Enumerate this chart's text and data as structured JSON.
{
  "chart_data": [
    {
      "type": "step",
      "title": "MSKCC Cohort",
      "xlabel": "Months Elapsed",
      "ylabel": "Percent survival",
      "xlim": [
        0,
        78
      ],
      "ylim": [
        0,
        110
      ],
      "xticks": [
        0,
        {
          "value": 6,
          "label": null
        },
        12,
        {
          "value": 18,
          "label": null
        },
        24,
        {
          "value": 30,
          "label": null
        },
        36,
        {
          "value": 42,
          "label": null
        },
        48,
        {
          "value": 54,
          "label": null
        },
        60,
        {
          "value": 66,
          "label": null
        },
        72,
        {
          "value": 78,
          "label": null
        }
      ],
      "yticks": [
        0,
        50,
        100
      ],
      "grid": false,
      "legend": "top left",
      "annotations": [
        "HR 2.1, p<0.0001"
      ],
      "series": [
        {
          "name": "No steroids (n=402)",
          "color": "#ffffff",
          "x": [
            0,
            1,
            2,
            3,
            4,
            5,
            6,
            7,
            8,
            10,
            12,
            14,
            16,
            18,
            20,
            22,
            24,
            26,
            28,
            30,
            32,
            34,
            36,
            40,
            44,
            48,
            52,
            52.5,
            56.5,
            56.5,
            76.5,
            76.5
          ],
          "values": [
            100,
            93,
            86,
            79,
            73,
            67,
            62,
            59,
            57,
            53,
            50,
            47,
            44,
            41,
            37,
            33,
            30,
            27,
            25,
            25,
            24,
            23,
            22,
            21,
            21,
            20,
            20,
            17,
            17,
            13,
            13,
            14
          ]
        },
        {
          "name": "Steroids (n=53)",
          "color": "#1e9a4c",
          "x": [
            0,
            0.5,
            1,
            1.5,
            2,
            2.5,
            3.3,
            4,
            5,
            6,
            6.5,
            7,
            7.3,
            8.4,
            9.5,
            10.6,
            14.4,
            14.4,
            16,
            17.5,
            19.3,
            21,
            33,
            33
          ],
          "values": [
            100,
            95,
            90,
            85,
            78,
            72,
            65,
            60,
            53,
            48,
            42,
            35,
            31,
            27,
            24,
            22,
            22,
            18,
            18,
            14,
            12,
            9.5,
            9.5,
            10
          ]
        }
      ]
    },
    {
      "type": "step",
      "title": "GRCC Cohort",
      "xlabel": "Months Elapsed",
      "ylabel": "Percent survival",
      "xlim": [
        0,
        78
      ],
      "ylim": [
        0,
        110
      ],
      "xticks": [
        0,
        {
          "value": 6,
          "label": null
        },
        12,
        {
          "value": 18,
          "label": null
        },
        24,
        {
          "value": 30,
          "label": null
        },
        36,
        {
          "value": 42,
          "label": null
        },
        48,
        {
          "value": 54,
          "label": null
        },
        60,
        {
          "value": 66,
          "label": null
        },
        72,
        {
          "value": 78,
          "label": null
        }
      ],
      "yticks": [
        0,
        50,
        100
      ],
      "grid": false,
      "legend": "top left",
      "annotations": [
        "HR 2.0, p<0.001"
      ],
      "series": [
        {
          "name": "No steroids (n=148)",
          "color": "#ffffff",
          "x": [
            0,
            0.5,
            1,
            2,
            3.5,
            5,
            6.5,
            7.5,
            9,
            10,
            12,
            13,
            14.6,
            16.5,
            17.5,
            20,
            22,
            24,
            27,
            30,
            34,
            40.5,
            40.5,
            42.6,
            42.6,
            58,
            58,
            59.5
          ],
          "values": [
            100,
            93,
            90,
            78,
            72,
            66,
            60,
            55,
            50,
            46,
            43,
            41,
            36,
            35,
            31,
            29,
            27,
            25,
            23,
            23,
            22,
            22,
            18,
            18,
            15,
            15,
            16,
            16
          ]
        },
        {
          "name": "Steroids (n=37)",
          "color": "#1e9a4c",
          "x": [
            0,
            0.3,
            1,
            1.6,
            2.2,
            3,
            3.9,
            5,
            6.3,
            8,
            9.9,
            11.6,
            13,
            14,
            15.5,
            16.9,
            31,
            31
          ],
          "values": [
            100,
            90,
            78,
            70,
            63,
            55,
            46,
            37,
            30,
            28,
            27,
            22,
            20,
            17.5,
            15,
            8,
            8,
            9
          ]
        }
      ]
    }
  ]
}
· · ·
What you will do
Copy each entry exactly, with nothing added or dropped.

Exercise response
Enumerate this chart's text and data as structured JSON.
{
  "chart_data": [
    {
      "type": "step",
      "title": "MSKCC Cohort",
      "xlabel": "Months Elapsed",
      "ylabel": "Percent survival",
      "xlim": [
        0,
        78
      ],
      "ylim": [
        0,
        110
      ],
      "xticks": [
        0,
        {
          "value": 6,
          "label": null
        },
        12,
        {
          "value": 18,
          "label": null
        },
        24,
        {
          "value": 30,
          "label": null
        },
        36,
        {
          "value": 42,
          "label": null
        },
        48,
        {
          "value": 54,
          "label": null
        },
        60,
        {
          "value": 66,
          "label": null
        },
        72,
        {
          "value": 78,
          "label": null
        }
      ],
      "yticks": [
        0,
        50,
        100
      ],
      "grid": false,
      "legend": "top left",
      "annotations": [
        "HR 2.1, p<0.0001"
      ],
      "series": [
        {
          "name": "No steroids (n=402)",
          "color": "#ffffff",
          "x": [
            0,
            1,
            2,
            3,
            4,
            5,
            6,
            7,
            8,
            10,
            12,
            14,
            16,
            18,
            20,
            22,
            24,
            26,
            28,
            30,
            32,
            34,
            36,
            40,
            44,
            48,
            52,
            52.5,
            56.5,
            56.5,
            76.5,
            76.5
          ],
          "values": [
            100,
            93,
            86,
            79,
            73,
            67,
            62,
            59,
            57,
            53,
            50,
            47,
            44,
            41,
            37,
            33,
            30,
            27,
            25,
            25,
            24,
            23,
            22,
            21,
            21,
            20,
            20,
            17,
            17,
            13,
            13,
            14
          ]
        },
        {
          "name": "Steroids (n=53)",
          "color": "#1e9a4c",
          "x": [
            0,
            0.5,
            1,
            1.5,
            2,
            2.5,
            3.3,
            4,
            5,
            6,
            6.5,
            7,
            7.3,
            8.4,
            9.5,
            10.6,
            14.4,
            14.4,
            16,
            17.5,
            19.3,
            21,
            33,
            33
          ],
          "values": [
            100,
            95,
            90,
            85,
            78,
            72,
            65,
            60,
            53,
            48,
            42,
            35,
            31,
            27,
            24,
            22,
            22,
            18,
            18,
            14,
            12,
            9.5,
            9.5,
            10
          ]
        }
      ]
    },
    {
      "type": "step",
      "title": "GRCC Cohort",
      "xlabel": "Months Elapsed",
      "ylabel": "Percent survival",
      "xlim": [
        0,
        78
      ],
      "ylim": [
        0,
        110
      ],
      "xticks": [
        0,
        {
          "value": 6,
          "label": null
        },
        12,
        {
          "value": 18,
          "label": null
        },
        24,
        {
          "value": 30,
          "label": null
        },
        36,
        {
          "value": 42,
          "label": null
        },
        48,
        {
          "value": 54,
          "label": null
        },
        60,
        {
          "value": 66,
          "label": null
        },
        72,
        {
          "value": 78,
          "label": null
        }
      ],
      "yticks": [
        0,
        50,
        100
      ],
      "grid": false,
      "legend": "top left",
      "annotations": [
        "HR 2.0, p<0.001"
      ],
      "series": [
        {
          "name": "No steroids (n=148)",
          "color": "#ffffff",
          "x": [
            0,
            0.5,
            1,
            2,
            3.5,
            5,
            6.5,
            7.5,
            9,
            10,
            12,
            13,
            14.6,
            16.5,
            17.5,
            20,
            22,
            24,
            27,
            30,
            34,
            40.5,
            40.5,
            42.6,
            42.6,
            58,
            58,
            59.5
          ],
          "values": [
            100,
            93,
            90,
            78,
            72,
            66,
            60,
            55,
            50,
            46,
            43,
            41,
            36,
            35,
            31,
            29,
            27,
            25,
            23,
            23,
            22,
            22,
            18,
            18,
            15,
            15,
            16,
            16
          ]
        },
        {
          "name": "Steroids (n=37)",
          "color": "#1e9a4c",
          "x": [
            0,
            0.3,
            1,
            1.6,
            2.2,
            3,
            3.9,
            5,
            6.3,
            8,
            9.9,
            11.6,
            13,
            14,
            15.5,
            16.9,
            31,
            31
          ],
          "values": [
            100,
            90,
            78,
            70,
            63,
            55,
            46,
            37,
            30,
            28,
            27,
            22,
            20,
            17.5,
            15,
            8,
            8,
            9
          ]
        }
      ]
    }
  ]
}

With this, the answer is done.